** Begin DATASET ROWS **

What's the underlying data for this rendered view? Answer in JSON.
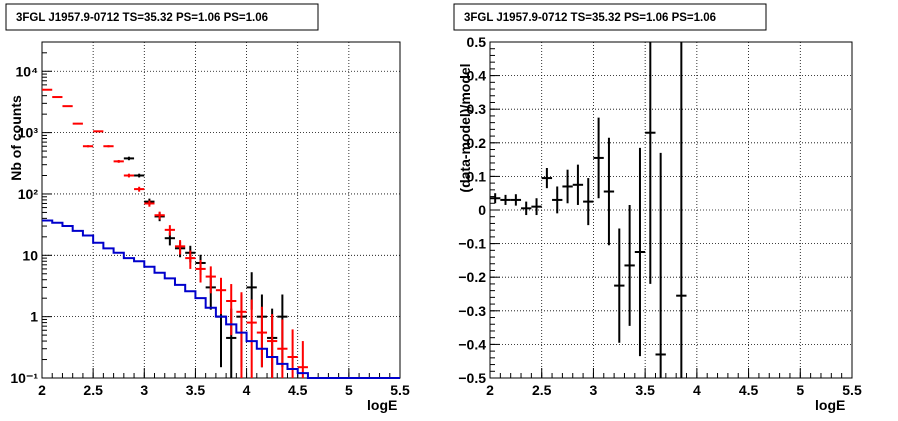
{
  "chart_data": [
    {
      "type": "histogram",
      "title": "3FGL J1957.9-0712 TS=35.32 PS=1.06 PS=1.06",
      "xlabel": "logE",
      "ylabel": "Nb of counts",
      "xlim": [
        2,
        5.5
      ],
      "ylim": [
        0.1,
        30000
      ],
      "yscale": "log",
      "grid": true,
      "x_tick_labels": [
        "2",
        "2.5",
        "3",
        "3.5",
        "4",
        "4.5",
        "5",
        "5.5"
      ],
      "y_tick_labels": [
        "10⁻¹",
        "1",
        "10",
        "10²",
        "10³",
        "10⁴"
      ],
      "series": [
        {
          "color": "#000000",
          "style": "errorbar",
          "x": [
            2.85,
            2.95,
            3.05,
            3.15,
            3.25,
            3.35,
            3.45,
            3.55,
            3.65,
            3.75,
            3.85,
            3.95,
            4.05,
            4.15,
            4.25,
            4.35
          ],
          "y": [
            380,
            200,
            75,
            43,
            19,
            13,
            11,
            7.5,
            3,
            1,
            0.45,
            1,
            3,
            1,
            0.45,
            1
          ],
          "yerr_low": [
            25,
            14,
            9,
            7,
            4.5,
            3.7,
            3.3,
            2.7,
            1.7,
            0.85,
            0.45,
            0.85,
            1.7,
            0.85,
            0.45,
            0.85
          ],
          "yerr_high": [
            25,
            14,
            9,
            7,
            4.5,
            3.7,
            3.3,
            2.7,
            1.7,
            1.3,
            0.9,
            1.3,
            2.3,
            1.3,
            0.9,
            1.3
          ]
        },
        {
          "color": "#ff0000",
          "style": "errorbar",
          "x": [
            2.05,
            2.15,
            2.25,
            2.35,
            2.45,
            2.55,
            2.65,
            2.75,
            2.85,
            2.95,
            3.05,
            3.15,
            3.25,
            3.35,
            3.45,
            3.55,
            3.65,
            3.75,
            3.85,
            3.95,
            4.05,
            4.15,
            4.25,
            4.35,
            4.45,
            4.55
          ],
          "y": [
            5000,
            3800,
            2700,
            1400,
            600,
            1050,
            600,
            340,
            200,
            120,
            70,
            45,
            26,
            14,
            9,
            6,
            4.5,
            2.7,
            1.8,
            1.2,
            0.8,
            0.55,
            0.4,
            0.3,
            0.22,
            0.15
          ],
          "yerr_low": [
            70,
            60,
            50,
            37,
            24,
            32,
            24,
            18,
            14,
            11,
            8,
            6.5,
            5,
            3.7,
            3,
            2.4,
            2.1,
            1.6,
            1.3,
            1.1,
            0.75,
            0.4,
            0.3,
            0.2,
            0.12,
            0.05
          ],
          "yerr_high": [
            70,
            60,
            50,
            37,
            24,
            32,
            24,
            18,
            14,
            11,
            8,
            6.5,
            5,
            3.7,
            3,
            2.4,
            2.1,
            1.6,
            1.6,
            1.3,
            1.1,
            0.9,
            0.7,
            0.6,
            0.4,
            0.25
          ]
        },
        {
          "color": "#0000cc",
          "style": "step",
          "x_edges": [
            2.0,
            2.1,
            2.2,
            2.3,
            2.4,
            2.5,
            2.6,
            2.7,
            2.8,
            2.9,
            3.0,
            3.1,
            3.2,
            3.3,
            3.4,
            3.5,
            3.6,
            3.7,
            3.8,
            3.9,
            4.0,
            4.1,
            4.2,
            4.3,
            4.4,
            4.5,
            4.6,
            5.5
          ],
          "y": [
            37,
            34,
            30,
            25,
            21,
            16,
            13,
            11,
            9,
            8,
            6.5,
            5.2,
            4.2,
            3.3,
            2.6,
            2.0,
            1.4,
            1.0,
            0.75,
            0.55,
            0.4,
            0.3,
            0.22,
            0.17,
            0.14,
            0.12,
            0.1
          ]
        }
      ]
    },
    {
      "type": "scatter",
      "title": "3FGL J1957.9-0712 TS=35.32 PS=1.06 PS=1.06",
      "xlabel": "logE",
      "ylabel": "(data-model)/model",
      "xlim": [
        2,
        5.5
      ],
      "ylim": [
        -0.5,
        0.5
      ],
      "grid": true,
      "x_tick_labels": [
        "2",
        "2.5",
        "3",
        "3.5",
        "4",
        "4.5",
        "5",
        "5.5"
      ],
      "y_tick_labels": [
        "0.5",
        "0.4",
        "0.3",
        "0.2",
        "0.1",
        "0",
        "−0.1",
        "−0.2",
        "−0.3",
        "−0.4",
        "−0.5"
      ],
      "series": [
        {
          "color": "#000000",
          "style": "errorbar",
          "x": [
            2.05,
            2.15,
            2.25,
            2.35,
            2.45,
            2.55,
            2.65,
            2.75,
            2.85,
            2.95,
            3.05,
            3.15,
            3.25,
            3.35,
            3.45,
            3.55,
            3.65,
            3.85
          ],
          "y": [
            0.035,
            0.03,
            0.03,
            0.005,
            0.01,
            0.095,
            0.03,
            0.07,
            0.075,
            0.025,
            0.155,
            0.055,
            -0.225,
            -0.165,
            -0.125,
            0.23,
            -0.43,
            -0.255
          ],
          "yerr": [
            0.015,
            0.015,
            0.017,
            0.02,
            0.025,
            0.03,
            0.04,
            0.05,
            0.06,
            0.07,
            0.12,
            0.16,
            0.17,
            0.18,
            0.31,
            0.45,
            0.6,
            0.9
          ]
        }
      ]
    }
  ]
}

** End DATASET ROWS **
** Begin DATASET ROWS **

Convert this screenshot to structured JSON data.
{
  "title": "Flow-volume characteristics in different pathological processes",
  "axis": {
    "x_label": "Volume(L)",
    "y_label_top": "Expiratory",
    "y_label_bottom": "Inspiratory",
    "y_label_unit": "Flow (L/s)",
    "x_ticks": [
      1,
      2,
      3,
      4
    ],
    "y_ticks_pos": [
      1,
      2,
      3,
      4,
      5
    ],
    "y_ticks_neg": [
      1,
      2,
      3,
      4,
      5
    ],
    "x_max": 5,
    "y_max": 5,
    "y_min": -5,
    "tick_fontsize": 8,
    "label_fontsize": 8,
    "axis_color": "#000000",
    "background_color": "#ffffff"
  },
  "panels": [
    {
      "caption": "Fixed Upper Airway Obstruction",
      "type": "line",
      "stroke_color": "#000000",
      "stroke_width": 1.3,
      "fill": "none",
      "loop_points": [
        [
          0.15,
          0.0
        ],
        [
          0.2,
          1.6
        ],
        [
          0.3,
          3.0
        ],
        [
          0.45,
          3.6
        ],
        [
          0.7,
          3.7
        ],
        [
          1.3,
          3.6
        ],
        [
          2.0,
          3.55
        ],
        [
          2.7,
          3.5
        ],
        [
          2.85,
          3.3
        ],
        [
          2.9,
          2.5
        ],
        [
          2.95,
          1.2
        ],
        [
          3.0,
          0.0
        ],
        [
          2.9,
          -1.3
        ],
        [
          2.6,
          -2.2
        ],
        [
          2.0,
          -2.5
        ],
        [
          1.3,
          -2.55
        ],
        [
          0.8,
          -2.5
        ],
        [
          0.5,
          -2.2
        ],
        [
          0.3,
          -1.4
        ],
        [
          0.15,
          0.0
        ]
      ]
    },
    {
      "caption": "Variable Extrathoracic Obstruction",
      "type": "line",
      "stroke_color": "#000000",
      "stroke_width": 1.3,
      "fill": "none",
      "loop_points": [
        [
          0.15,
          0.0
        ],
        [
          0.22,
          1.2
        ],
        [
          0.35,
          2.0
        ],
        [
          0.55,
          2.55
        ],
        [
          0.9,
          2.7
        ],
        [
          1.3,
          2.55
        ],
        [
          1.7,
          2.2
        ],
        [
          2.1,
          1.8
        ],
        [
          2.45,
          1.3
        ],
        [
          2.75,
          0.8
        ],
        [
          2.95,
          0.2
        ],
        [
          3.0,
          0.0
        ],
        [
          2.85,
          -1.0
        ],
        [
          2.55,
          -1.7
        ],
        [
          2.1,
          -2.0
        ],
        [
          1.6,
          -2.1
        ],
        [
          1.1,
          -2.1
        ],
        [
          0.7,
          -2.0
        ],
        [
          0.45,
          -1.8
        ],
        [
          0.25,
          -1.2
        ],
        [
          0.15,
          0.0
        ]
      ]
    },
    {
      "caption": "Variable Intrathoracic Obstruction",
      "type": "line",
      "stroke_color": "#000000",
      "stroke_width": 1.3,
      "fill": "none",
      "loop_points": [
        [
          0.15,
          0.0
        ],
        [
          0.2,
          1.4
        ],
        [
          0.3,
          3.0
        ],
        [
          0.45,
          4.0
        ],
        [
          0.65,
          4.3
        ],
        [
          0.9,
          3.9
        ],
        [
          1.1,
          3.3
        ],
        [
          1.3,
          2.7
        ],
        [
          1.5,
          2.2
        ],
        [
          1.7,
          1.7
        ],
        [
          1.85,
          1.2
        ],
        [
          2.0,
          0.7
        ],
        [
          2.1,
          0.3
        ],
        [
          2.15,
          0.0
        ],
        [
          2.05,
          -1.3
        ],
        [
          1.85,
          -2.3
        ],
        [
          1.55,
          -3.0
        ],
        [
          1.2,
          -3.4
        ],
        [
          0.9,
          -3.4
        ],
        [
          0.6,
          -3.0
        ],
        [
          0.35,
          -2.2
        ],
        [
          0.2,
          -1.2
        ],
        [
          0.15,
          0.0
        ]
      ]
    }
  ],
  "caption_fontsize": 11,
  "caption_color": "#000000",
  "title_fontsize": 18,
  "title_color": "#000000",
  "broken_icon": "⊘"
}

** End DATASET ROWS **

# TO DO
Which lines include "Variable"? Copy each of them out.

# SOLUTION FOR THIS TASK
      "caption": "Variable Extrathoracic Obstruction",
      "caption": "Variable Intrathoracic Obstruction",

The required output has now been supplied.